[START OF SUPPLIED RECORDS]

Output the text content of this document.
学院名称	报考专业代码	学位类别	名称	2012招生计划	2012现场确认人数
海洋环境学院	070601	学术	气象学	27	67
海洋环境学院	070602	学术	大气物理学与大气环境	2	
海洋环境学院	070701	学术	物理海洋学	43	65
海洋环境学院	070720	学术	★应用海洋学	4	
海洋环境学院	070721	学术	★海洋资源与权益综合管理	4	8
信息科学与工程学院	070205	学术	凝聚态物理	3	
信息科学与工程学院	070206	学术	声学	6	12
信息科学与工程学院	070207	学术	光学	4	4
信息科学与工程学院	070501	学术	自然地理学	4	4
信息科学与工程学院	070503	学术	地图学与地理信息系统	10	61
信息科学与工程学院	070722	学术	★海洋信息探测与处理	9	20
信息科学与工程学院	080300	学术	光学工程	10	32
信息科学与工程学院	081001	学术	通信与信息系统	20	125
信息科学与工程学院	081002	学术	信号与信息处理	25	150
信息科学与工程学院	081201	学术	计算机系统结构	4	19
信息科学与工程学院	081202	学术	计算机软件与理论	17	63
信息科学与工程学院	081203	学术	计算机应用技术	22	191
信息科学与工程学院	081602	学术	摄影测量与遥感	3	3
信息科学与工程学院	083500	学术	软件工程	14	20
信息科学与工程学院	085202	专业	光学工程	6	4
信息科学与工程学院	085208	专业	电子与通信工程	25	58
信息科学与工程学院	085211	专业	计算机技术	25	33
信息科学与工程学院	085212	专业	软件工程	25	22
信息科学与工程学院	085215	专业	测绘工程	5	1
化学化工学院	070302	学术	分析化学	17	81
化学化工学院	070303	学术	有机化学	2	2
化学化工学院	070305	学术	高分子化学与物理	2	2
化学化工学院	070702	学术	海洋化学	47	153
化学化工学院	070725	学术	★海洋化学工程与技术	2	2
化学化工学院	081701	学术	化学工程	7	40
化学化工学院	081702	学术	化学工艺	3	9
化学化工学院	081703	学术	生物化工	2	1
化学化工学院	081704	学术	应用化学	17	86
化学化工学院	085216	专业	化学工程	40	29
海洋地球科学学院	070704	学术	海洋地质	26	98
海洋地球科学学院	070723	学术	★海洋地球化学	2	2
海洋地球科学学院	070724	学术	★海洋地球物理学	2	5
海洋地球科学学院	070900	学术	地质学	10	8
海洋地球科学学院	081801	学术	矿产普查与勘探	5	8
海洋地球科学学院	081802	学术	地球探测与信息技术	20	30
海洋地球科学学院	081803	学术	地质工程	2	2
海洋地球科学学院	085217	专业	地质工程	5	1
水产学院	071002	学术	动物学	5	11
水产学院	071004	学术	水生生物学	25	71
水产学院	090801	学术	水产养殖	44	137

[END OF SUPPLIED RECORDS]

WHAT IS ASKED: Copy every line that includes the string "软件工程" from the material above.

PROBLEM SOLUTION:
信息科学与工程学院	083500	学术	软件工程	14	20
信息科学与工程学院	085212	专业	软件工程	25	22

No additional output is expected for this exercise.